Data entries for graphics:
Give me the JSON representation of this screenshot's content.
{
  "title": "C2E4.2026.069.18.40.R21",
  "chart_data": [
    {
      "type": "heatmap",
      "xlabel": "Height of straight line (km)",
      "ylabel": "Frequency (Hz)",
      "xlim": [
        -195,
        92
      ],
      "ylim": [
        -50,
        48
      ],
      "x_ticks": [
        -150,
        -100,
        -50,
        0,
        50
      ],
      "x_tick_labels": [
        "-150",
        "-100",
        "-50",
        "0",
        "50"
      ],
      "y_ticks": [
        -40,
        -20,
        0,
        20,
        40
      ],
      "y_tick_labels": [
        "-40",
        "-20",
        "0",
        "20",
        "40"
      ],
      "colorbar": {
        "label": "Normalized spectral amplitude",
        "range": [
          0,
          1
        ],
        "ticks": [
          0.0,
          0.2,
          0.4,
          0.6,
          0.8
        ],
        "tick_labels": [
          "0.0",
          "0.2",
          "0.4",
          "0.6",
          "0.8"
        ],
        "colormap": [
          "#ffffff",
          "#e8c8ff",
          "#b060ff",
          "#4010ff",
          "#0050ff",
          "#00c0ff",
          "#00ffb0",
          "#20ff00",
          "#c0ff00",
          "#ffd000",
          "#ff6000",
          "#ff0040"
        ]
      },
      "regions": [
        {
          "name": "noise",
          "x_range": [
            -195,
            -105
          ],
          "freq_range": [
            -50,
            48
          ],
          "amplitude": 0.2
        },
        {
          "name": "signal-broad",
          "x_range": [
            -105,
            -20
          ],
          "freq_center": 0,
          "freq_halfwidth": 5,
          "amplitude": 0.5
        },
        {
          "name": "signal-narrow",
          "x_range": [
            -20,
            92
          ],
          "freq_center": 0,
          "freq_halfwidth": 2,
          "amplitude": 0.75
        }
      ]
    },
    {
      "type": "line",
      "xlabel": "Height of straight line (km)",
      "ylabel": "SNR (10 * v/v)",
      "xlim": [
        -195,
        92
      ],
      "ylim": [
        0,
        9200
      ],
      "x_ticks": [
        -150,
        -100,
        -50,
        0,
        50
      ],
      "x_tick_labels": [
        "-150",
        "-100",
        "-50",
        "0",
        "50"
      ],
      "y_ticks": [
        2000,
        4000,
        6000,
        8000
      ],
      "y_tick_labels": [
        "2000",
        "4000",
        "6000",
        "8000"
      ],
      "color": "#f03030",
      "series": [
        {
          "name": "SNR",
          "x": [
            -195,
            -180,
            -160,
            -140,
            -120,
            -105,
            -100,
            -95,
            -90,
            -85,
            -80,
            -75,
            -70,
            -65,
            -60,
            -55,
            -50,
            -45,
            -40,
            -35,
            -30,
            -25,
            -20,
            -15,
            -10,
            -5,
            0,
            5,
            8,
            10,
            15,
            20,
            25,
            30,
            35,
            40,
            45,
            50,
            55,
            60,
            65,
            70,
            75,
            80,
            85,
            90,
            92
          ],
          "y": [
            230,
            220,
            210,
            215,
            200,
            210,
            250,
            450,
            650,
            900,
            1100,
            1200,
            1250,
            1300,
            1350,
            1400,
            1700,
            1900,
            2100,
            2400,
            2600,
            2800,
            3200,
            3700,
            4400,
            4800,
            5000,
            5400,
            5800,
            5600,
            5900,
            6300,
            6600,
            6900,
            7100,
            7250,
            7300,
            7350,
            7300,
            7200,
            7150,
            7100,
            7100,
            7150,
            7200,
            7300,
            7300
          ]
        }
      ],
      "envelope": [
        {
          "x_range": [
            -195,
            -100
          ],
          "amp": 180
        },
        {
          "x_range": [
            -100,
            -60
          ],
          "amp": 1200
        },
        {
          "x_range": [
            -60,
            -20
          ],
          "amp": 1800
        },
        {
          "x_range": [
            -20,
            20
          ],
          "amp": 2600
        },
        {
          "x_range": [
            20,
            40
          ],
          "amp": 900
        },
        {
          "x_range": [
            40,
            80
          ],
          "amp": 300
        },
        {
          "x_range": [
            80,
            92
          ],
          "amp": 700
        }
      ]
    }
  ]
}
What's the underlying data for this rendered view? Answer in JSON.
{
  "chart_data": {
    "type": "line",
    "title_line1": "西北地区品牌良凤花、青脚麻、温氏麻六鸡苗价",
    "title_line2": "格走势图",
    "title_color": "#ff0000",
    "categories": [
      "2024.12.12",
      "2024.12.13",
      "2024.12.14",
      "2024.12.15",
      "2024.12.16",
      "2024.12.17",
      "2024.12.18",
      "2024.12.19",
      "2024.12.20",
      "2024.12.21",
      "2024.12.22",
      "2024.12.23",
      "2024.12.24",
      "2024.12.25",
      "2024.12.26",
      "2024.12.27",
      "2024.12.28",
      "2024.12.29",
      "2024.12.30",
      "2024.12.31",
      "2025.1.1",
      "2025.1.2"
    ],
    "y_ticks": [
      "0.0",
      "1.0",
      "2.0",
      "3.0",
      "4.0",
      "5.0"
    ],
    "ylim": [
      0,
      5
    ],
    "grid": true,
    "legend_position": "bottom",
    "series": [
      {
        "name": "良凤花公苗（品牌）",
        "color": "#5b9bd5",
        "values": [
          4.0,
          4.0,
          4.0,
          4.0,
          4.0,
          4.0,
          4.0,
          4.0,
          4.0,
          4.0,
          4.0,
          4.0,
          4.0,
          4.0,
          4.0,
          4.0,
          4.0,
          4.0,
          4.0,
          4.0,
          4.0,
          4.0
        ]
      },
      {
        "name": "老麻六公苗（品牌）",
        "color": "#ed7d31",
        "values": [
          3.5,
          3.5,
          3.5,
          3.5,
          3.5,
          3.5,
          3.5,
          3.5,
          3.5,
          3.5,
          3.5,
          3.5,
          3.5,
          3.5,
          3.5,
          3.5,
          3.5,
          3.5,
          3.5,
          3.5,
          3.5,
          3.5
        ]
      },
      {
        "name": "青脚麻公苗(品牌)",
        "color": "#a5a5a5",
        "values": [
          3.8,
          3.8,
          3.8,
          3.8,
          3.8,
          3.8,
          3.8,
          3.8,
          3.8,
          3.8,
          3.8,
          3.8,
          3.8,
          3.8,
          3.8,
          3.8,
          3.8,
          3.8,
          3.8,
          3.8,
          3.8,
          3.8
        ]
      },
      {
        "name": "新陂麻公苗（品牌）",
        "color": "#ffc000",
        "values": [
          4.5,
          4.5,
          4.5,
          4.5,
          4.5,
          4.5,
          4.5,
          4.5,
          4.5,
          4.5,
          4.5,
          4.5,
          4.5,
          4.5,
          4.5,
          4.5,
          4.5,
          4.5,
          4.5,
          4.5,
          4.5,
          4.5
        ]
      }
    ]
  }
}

Aim: Give back the whole listing, word for word.

Result of this exercise:
Give me the JSON representation of this screenshot's content.
{
  "title": "C2E4.2026.069.18.40.R21",
  "chart_data": [
    {
      "type": "heatmap",
      "xlabel": "Height of straight line (km)",
      "ylabel": "Frequency (Hz)",
      "xlim": [
        -195,
        92
      ],
      "ylim": [
        -50,
        48
      ],
      "x_ticks": [
        -150,
        -100,
        -50,
        0,
        50
      ],
      "x_tick_labels": [
        "-150",
        "-100",
        "-50",
        "0",
        "50"
      ],
      "y_ticks": [
        -40,
        -20,
        0,
        20,
        40
      ],
      "y_tick_labels": [
        "-40",
        "-20",
        "0",
        "20",
        "40"
      ],
      "colorbar": {
        "label": "Normalized spectral amplitude",
        "range": [
          0,
          1
        ],
        "ticks": [
          0.0,
          0.2,
          0.4,
          0.6,
          0.8
        ],
        "tick_labels": [
          "0.0",
          "0.2",
          "0.4",
          "0.6",
          "0.8"
        ],
        "colormap": [
          "#ffffff",
          "#e8c8ff",
          "#b060ff",
          "#4010ff",
          "#0050ff",
          "#00c0ff",
          "#00ffb0",
          "#20ff00",
          "#c0ff00",
          "#ffd000",
          "#ff6000",
          "#ff0040"
        ]
      },
      "regions": [
        {
          "name": "noise",
          "x_range": [
            -195,
            -105
          ],
          "freq_range": [
            -50,
            48
          ],
          "amplitude": 0.2
        },
        {
          "name": "signal-broad",
          "x_range": [
            -105,
            -20
          ],
          "freq_center": 0,
          "freq_halfwidth": 5,
          "amplitude": 0.5
        },
        {
          "name": "signal-narrow",
          "x_range": [
            -20,
            92
          ],
          "freq_center": 0,
          "freq_halfwidth": 2,
          "amplitude": 0.75
        }
      ]
    },
    {
      "type": "line",
      "xlabel": "Height of straight line (km)",
      "ylabel": "SNR (10 * v/v)",
      "xlim": [
        -195,
        92
      ],
      "ylim": [
        0,
        9200
      ],
      "x_ticks": [
        -150,
        -100,
        -50,
        0,
        50
      ],
      "x_tick_labels": [
        "-150",
        "-100",
        "-50",
        "0",
        "50"
      ],
      "y_ticks": [
        2000,
        4000,
        6000,
        8000
      ],
      "y_tick_labels": [
        "2000",
        "4000",
        "6000",
        "8000"
      ],
      "color": "#f03030",
      "series": [
        {
          "name": "SNR",
          "x": [
            -195,
            -180,
            -160,
            -140,
            -120,
            -105,
            -100,
            -95,
            -90,
            -85,
            -80,
            -75,
            -70,
            -65,
            -60,
            -55,
            -50,
            -45,
            -40,
            -35,
            -30,
            -25,
            -20,
            -15,
            -10,
            -5,
            0,
            5,
            8,
            10,
            15,
            20,
            25,
            30,
            35,
            40,
            45,
            50,
            55,
            60,
            65,
            70,
            75,
            80,
            85,
            90,
            92
          ],
          "y": [
            230,
            220,
            210,
            215,
            200,
            210,
            250,
            450,
            650,
            900,
            1100,
            1200,
            1250,
            1300,
            1350,
            1400,
            1700,
            1900,
            2100,
            2400,
            2600,
            2800,
            3200,
            3700,
            4400,
            4800,
            5000,
            5400,
            5800,
            5600,
            5900,
            6300,
            6600,
            6900,
            7100,
            7250,
            7300,
            7350,
            7300,
            7200,
            7150,
            7100,
            7100,
            7150,
            7200,
            7300,
            7300
          ]
        }
      ],
      "envelope": [
        {
          "x_range": [
            -195,
            -100
          ],
          "amp": 180
        },
        {
          "x_range": [
            -100,
            -60
          ],
          "amp": 1200
        },
        {
          "x_range": [
            -60,
            -20
          ],
          "amp": 1800
        },
        {
          "x_range": [
            -20,
            20
          ],
          "amp": 2600
        },
        {
          "x_range": [
            20,
            40
          ],
          "amp": 900
        },
        {
          "x_range": [
            40,
            80
          ],
          "amp": 300
        },
        {
          "x_range": [
            80,
            92
          ],
          "amp": 700
        }
      ]
    }
  ]
}
What's the underlying data for this rendered view? Answer in JSON.
{
  "chart_data": {
    "type": "line",
    "title_line1": "西北地区品牌良凤花、青脚麻、温氏麻六鸡苗价",
    "title_line2": "格走势图",
    "title_color": "#ff0000",
    "categories": [
      "2024.12.12",
      "2024.12.13",
      "2024.12.14",
      "2024.12.15",
      "2024.12.16",
      "2024.12.17",
      "2024.12.18",
      "2024.12.19",
      "2024.12.20",
      "2024.12.21",
      "2024.12.22",
      "2024.12.23",
      "2024.12.24",
      "2024.12.25",
      "2024.12.26",
      "2024.12.27",
      "2024.12.28",
      "2024.12.29",
      "2024.12.30",
      "2024.12.31",
      "2025.1.1",
      "2025.1.2"
    ],
    "y_ticks": [
      "0.0",
      "1.0",
      "2.0",
      "3.0",
      "4.0",
      "5.0"
    ],
    "ylim": [
      0,
      5
    ],
    "grid": true,
    "legend_position": "bottom",
    "series": [
      {
        "name": "良凤花公苗（品牌）",
        "color": "#5b9bd5",
        "values": [
          4.0,
          4.0,
          4.0,
          4.0,
          4.0,
          4.0,
          4.0,
          4.0,
          4.0,
          4.0,
          4.0,
          4.0,
          4.0,
          4.0,
          4.0,
          4.0,
          4.0,
          4.0,
          4.0,
          4.0,
          4.0,
          4.0
        ]
      },
      {
        "name": "老麻六公苗（品牌）",
        "color": "#ed7d31",
        "values": [
          3.5,
          3.5,
          3.5,
          3.5,
          3.5,
          3.5,
          3.5,
          3.5,
          3.5,
          3.5,
          3.5,
          3.5,
          3.5,
          3.5,
          3.5,
          3.5,
          3.5,
          3.5,
          3.5,
          3.5,
          3.5,
          3.5
        ]
      },
      {
        "name": "青脚麻公苗(品牌)",
        "color": "#a5a5a5",
        "values": [
          3.8,
          3.8,
          3.8,
          3.8,
          3.8,
          3.8,
          3.8,
          3.8,
          3.8,
          3.8,
          3.8,
          3.8,
          3.8,
          3.8,
          3.8,
          3.8,
          3.8,
          3.8,
          3.8,
          3.8,
          3.8,
          3.8
        ]
      },
      {
        "name": "新陂麻公苗（品牌）",
        "color": "#ffc000",
        "values": [
          4.5,
          4.5,
          4.5,
          4.5,
          4.5,
          4.5,
          4.5,
          4.5,
          4.5,
          4.5,
          4.5,
          4.5,
          4.5,
          4.5,
          4.5,
          4.5,
          4.5,
          4.5,
          4.5,
          4.5,
          4.5,
          4.5
        ]
      }
    ]
  }
}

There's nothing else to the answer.